Data listing
+-------+

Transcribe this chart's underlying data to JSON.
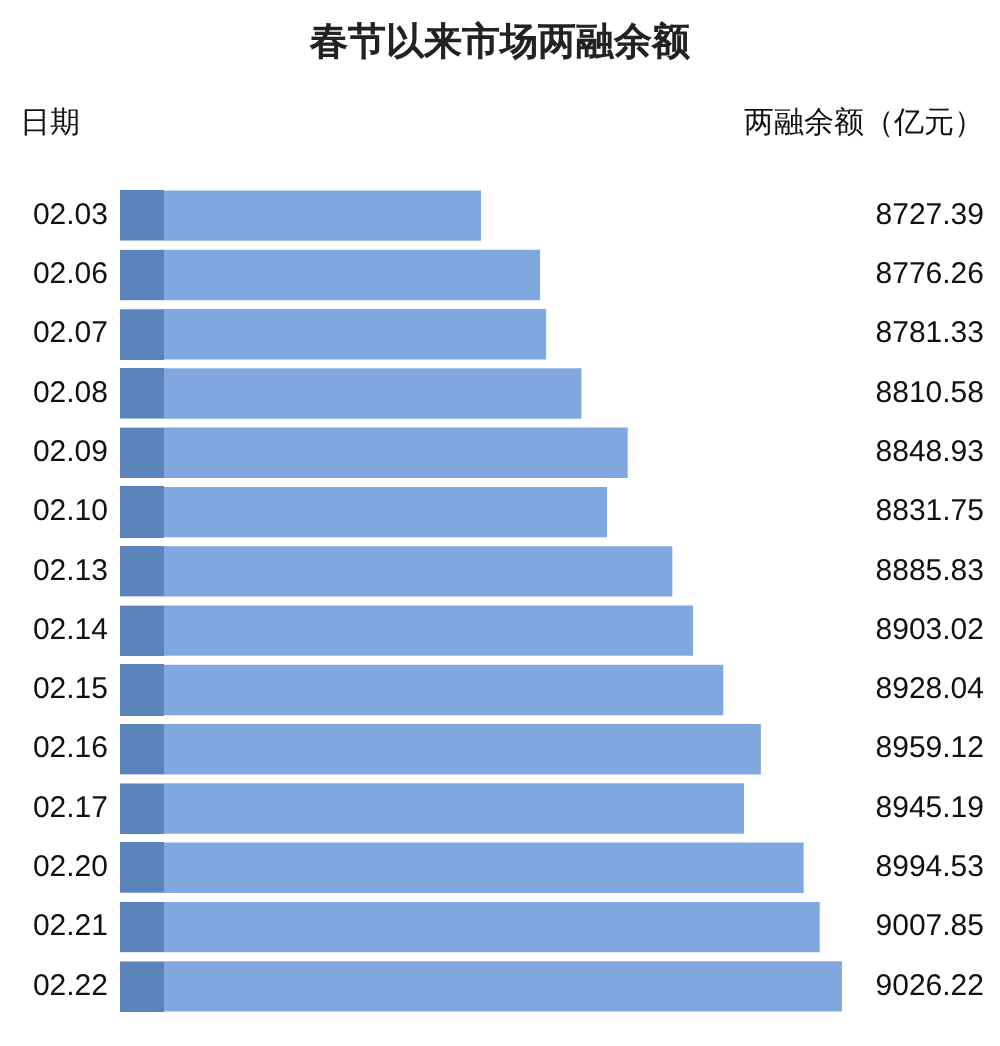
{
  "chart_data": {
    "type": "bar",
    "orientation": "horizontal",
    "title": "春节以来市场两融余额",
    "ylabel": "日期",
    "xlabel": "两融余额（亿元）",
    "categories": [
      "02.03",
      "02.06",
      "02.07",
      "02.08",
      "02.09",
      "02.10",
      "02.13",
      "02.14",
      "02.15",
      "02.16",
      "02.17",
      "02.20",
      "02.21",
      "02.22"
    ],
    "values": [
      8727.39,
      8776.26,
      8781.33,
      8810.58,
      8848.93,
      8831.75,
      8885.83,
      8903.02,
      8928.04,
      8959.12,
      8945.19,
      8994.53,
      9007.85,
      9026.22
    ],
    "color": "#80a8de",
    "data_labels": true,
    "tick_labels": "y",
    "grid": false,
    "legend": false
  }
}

+-------+

### [Job]
Return all of the entries word for word, but omit the pictures.

### [Exercise output]
Transcribe this chart's underlying data to JSON.
{
  "chart_data": {
    "type": "bar",
    "orientation": "horizontal",
    "title": "春节以来市场两融余额",
    "ylabel": "日期",
    "xlabel": "两融余额（亿元）",
    "categories": [
      "02.03",
      "02.06",
      "02.07",
      "02.08",
      "02.09",
      "02.10",
      "02.13",
      "02.14",
      "02.15",
      "02.16",
      "02.17",
      "02.20",
      "02.21",
      "02.22"
    ],
    "values": [
      8727.39,
      8776.26,
      8781.33,
      8810.58,
      8848.93,
      8831.75,
      8885.83,
      8903.02,
      8928.04,
      8959.12,
      8945.19,
      8994.53,
      9007.85,
      9026.22
    ],
    "color": "#80a8de",
    "data_labels": true,
    "tick_labels": "y",
    "grid": false,
    "legend": false
  }
}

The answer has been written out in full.